Please rewrite the post on floating math below, starting at the words "The reason I" and stopping after "with a decimal.", with "cpu cycles" replaced by "processor cycles".

* PASSAGE SHOWN *
--- BEGIN ---

More logging… and floating math.

Two nights ago I managed to finally get the screen that shows graphs to draw the current temperature up in the corner on top of the graph.  Most of the problem was figuring out how to convert the “float” numbers to characters.

I needed to feed this into Microchip’s Graphics Library and accommodate “unicode” characters to get the “degree” symbol on the screen eventually.  Instead of typing a string as string=”Hello There”; it ends up being string={‘H’, ‘e’, ‘l’, ‘l’, ‘l’, ‘o’, ‘ ‘, ‘T’, ‘h’, ‘e’, ‘r’, ‘e’}; which ends up being an array of character values.

A float is a decimal number.  In this case 3 digits for hundreds, a decimal position, and 3 more digits for numbers.  The sensor is kicking out two digits and I’m adding readings together, averaging them, and then rounding up or down with the extra positions in some places.  The PIC32 unfortunately does not have a floating point calculation area in its brain resulting in it “compensating” for it by automatically sliding all the other numbers around using complicated things called mantissa and a few other things I really don’t want to deal with.

The reason I don’t want to deal with them is actually NOT because it is complicated (which it is) but because since it is compensating when you divide a float it has to do MANY cpu cycles for it to compensate and come up with the answer.  It is ACTUALLY easier to multiply the float by 100, 1000, 10,000 etc and insert that number into an integer data type.  Integers can be divided, multiplied, subtracted, etc without worrying about how the numbers line up and doing crazy compensating.  They just don’t end up with a decimal.

If you have a temperature of 175.25 degrees fahrenheit you multiply it by 1000 which equals 175250.  This maintains all of  required digits as a whole number and gives extra space for “rounding” down below.

The issue with the graphics library you need to use a font for every character and take into consideration symbols like degrees etc.  This means it is not simply just a “character” but you need to allocate for all the extra stuff.  This results in a larger space for each character.  To me it looks like a single character in XChar is actually two positions instead of one to leave extra room for the fancy characters to be allowed for.  To convert text strings or float numbers into characters that can be handled by the library you have to load them into an array.  This array to convert the above number (float averaged=175.25)  looks something like this:

int showtemp[8];
showtemp[0]=averaged*1000; //175250

showtemp[1]=showtemp[0]/100000; //175250/100000 = 1 in integer
showtemp[2]=showtemp[0]/10000-(showtemp[1]*10); //175250/10000 = 17.  and then 17- 1*10 = 7 in integer
showtemp[3]=showtemp[0]/1000-(showtemp[1]*100)-(showtemp[2]*10); 175250/1000 = 175 and then 175 – 1*100 – 7*10 = 5
showtemp[4]=showtemp[0]/100-(showtemp[1]*1000)-(showtemp[2]*100)-(showtemp[3]*10); // etc
showtemp[5]=showtemp[0]/10-(showtemp[1]*10000)-(showtemp[2]*1000)-(showtemp[3]*100)-(showtemp[4]*10);

temperaturetext[0]=showtemp[1]+48; // 1 + 48 = 49 = proper number for 1 in character
temperaturetext[1]=showtemp[2]+48;  // 7+ 48 = 55 or proper number for 7 in character
temperaturetext[2]=showtemp[3]+48; // etc
temperaturetext[3]=46; // 46 = proper number for a decimal.

--- END ---

* DATASET EXCERPTS *
--- BEGIN ---

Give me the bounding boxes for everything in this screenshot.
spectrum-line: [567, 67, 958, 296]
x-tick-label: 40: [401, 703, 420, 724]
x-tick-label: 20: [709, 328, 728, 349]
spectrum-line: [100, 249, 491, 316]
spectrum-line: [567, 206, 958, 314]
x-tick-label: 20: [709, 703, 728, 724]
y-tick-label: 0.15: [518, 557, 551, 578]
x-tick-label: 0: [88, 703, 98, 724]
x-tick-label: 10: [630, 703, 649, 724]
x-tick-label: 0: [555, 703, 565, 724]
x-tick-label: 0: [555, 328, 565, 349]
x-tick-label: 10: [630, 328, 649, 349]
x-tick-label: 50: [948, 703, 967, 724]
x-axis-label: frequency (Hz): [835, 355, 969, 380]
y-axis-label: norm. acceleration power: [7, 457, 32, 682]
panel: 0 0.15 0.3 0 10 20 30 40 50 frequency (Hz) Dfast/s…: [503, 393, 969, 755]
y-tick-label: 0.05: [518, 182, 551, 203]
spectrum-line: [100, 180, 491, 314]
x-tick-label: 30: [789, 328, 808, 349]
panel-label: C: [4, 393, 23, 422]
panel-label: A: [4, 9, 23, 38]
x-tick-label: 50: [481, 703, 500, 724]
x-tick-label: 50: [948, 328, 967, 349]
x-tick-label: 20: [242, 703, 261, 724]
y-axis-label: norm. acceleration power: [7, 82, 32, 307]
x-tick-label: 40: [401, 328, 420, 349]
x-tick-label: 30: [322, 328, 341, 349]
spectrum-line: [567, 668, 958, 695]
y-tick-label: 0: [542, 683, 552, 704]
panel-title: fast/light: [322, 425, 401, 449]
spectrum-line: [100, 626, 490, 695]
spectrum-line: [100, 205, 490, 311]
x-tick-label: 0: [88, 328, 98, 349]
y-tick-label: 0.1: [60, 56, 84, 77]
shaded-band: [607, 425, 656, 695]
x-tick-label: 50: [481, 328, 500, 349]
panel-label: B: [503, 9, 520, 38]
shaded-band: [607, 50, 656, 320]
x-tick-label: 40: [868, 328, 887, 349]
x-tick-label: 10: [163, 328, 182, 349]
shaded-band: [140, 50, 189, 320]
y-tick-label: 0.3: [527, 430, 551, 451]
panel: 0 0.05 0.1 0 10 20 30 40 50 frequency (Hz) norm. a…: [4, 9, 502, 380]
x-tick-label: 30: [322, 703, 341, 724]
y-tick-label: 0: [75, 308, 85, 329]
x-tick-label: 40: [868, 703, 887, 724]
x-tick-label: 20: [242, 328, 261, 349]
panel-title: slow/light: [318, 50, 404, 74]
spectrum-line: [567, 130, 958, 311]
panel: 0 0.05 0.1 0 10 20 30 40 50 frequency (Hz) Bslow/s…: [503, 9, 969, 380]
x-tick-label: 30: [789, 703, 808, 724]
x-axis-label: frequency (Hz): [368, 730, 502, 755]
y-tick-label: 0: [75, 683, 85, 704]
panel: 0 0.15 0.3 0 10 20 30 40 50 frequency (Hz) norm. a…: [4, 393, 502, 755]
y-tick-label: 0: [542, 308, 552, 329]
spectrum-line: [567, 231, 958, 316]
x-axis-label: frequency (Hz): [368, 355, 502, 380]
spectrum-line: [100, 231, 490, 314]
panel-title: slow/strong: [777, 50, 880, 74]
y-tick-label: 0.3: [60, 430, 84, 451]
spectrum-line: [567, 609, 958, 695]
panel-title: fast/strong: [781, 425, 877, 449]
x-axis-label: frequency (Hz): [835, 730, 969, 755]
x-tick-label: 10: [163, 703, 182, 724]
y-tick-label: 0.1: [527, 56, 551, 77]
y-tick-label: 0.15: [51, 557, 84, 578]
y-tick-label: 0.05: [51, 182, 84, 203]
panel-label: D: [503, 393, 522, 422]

--- END ---

* SOLUTION TO THE EXERCISE *
The reason I don’t want to deal with them is actually NOT because it is complicated (which it is) but because since it is compensating when you divide a float it has to do MANY processor cycles for it to compensate and come up with the answer.  It is ACTUALLY easier to multiply the float by 100, 1000, 10,000 etc and insert that number into an integer data type.  Integers can be divided, multiplied, subtracted, etc without worrying about how the numbers line up and doing crazy compensating.  They just don’t end up with a decimal.